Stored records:
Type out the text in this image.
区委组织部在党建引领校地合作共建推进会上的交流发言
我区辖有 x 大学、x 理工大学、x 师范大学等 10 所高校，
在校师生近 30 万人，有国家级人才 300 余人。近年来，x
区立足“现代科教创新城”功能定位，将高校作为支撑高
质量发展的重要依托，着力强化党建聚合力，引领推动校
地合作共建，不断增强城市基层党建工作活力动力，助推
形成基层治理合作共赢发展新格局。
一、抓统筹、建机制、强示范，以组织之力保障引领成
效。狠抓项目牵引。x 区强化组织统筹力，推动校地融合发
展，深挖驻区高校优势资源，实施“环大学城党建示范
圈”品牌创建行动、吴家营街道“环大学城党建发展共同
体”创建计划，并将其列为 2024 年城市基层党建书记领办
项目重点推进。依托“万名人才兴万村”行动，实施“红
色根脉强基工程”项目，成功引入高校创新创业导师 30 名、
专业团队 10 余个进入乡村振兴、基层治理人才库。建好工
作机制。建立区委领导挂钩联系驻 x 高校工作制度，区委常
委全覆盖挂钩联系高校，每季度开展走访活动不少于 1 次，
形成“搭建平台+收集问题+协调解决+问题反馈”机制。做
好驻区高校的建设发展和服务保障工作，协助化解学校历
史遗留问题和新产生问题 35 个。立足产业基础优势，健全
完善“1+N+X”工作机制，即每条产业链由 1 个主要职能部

---

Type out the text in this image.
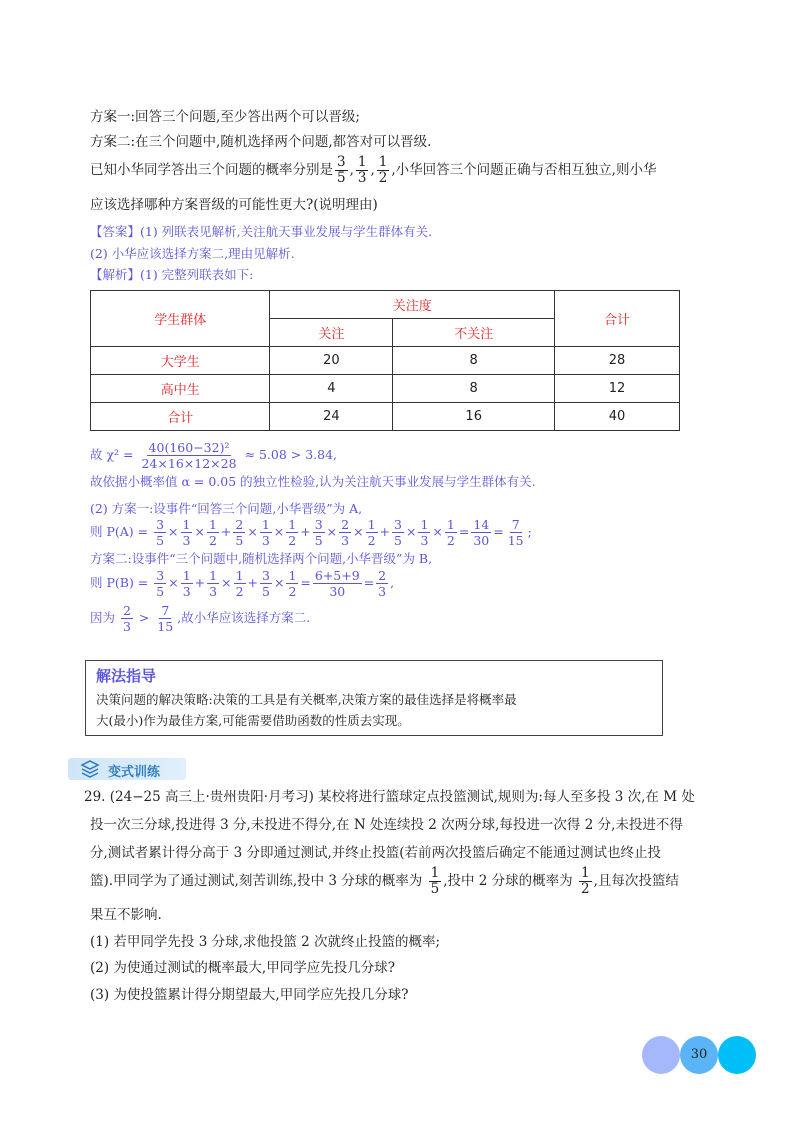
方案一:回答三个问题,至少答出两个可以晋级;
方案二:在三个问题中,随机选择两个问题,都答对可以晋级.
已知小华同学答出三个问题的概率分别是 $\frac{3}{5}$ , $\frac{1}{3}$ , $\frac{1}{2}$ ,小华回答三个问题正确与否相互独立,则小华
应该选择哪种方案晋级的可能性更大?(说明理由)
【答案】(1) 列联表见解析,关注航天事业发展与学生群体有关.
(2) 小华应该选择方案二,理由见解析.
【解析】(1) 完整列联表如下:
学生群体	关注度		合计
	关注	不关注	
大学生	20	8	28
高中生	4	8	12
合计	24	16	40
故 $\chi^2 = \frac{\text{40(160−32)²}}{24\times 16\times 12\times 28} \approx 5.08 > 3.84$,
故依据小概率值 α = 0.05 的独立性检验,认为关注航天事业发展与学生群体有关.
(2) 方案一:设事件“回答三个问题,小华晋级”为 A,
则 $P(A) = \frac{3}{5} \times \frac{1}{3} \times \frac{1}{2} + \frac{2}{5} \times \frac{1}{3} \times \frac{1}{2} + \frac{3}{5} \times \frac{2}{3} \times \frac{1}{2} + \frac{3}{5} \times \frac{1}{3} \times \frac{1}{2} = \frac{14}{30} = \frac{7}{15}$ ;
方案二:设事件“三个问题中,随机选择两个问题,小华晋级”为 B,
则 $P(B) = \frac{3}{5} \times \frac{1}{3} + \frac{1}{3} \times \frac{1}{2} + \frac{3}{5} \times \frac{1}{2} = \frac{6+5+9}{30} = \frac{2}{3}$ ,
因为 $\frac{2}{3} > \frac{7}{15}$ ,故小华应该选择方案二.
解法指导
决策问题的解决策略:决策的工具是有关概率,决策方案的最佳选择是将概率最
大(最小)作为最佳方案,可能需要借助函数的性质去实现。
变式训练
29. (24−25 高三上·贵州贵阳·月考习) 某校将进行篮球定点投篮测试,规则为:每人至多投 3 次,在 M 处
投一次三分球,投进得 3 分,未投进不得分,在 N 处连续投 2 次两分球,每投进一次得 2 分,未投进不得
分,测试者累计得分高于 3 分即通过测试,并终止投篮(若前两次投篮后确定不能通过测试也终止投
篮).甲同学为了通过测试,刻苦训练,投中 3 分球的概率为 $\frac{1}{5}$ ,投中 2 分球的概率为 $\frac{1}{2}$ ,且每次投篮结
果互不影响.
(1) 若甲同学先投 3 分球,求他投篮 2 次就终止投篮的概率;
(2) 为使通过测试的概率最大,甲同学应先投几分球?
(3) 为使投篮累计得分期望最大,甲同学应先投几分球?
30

...

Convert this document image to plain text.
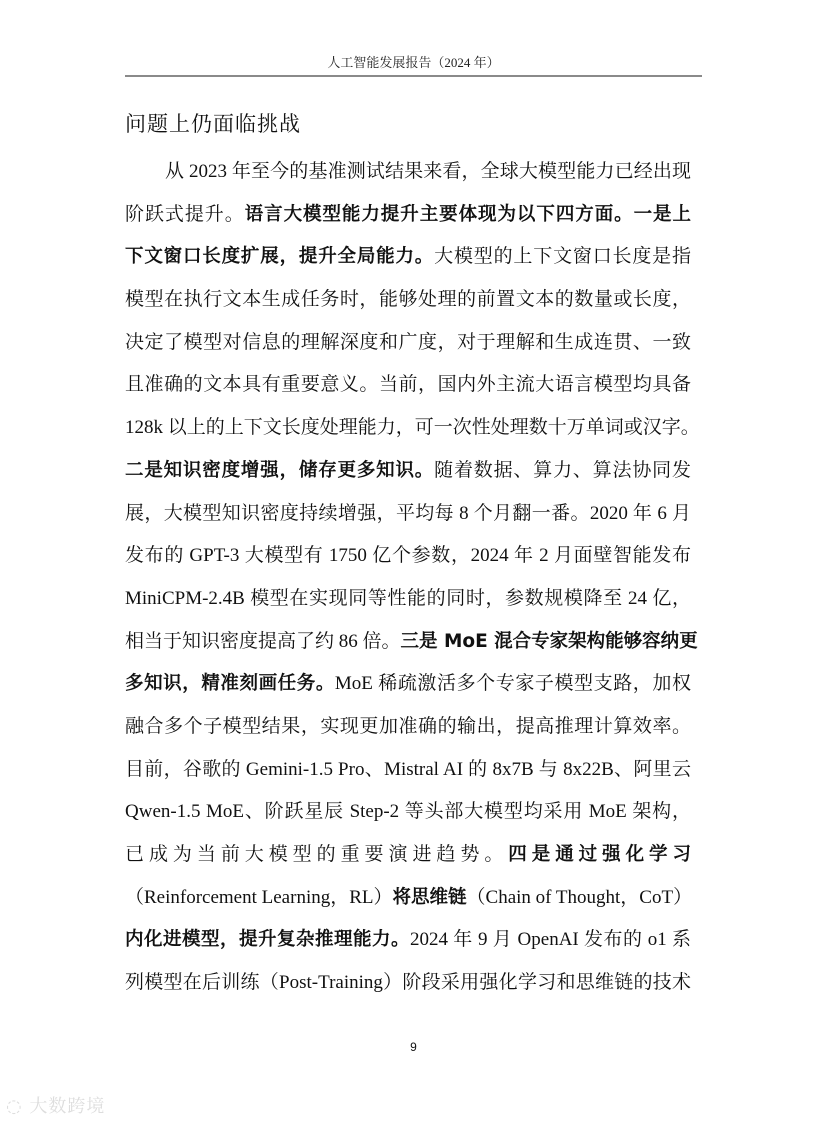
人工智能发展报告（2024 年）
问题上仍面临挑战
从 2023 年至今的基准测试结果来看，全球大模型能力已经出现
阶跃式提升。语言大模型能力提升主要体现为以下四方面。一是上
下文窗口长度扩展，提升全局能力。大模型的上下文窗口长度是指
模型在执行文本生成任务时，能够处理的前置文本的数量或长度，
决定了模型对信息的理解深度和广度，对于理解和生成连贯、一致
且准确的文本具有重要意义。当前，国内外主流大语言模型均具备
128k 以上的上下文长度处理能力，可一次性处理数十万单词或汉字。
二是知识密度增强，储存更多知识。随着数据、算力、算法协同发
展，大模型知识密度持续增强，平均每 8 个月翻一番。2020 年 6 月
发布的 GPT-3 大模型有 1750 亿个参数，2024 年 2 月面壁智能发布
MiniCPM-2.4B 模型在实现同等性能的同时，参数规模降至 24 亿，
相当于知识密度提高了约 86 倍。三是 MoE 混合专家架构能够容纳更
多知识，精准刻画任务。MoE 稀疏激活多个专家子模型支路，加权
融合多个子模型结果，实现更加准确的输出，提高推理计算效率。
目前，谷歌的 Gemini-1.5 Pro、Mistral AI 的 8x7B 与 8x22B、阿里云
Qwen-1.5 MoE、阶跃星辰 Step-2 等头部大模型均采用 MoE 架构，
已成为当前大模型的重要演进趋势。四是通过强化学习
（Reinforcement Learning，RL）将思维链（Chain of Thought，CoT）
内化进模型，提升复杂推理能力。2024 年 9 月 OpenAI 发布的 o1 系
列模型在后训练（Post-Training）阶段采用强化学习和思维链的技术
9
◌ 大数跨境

Goal
Say how many lines of the data include the string "甲同学应先投几分球". Nothing other than the number should be given.

Completed exercise
2